* Exercise:
Locate all lines in the data below that hold "this" and show them.

* Entries provided:
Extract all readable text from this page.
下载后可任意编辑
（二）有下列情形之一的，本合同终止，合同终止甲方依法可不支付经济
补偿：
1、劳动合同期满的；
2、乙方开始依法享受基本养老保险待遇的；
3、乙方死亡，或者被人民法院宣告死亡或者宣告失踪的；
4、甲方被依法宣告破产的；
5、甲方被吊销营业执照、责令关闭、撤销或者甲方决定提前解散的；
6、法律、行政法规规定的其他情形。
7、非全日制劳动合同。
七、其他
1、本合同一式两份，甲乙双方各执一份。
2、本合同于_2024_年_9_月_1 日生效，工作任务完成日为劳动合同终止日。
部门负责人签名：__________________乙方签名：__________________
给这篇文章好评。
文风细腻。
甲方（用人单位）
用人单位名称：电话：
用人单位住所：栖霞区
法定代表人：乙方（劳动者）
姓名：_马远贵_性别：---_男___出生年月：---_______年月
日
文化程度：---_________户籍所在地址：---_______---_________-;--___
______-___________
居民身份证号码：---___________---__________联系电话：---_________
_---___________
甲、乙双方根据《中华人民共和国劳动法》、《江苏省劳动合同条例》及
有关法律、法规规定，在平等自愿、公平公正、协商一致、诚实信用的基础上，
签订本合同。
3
--
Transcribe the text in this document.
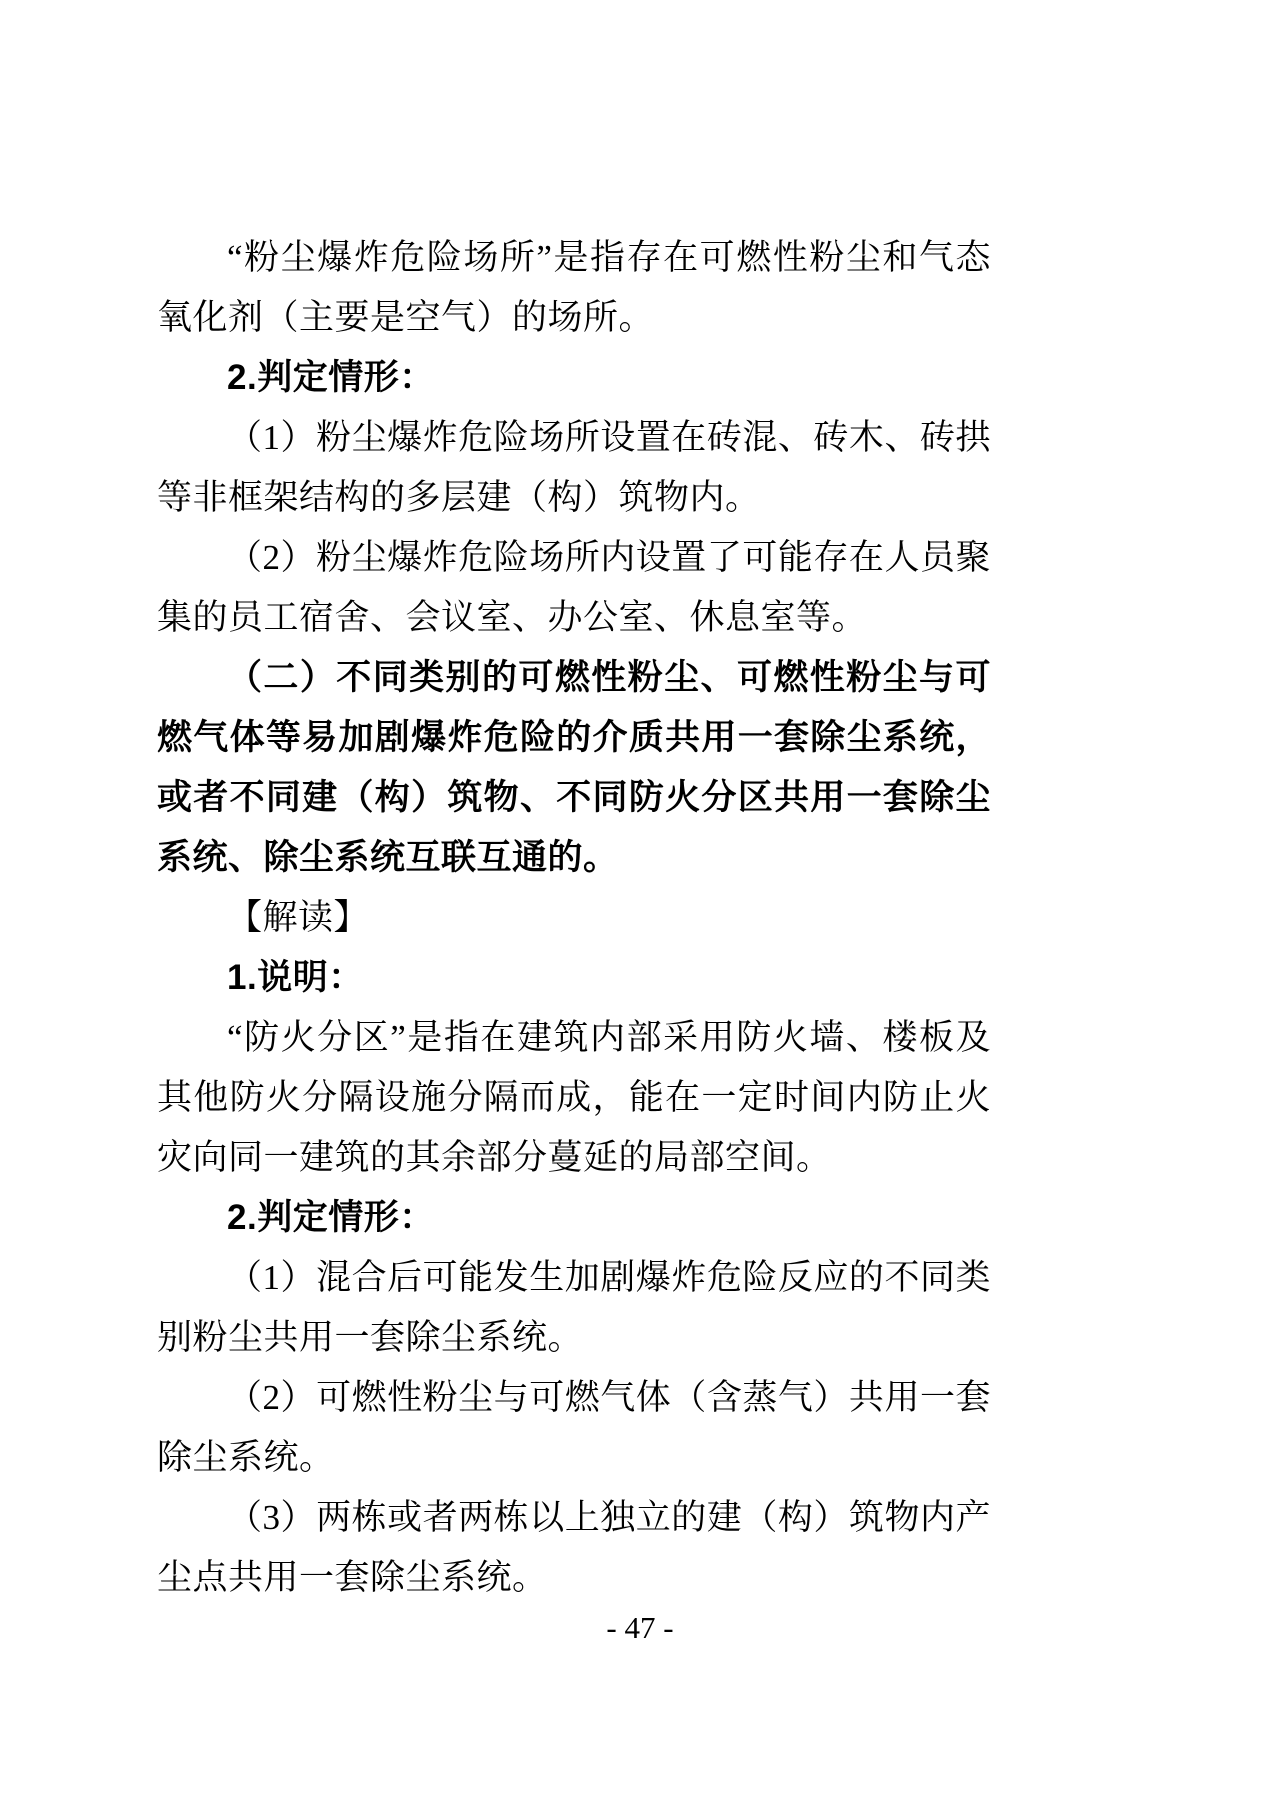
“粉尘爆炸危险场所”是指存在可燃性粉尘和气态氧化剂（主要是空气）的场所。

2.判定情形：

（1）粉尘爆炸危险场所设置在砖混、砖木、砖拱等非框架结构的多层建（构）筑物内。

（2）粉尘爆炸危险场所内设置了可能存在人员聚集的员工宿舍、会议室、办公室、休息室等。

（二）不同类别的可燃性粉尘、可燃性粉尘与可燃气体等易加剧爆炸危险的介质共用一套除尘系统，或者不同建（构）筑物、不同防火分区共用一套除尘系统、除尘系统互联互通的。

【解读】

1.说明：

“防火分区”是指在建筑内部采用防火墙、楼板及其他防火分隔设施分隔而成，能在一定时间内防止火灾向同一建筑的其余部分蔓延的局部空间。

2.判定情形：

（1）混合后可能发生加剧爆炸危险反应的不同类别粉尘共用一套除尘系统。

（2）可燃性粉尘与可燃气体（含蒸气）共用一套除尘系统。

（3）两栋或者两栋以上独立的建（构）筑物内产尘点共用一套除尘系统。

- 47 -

* Solution below:
Extract all readable text from this page.
Transcribe the text in this document.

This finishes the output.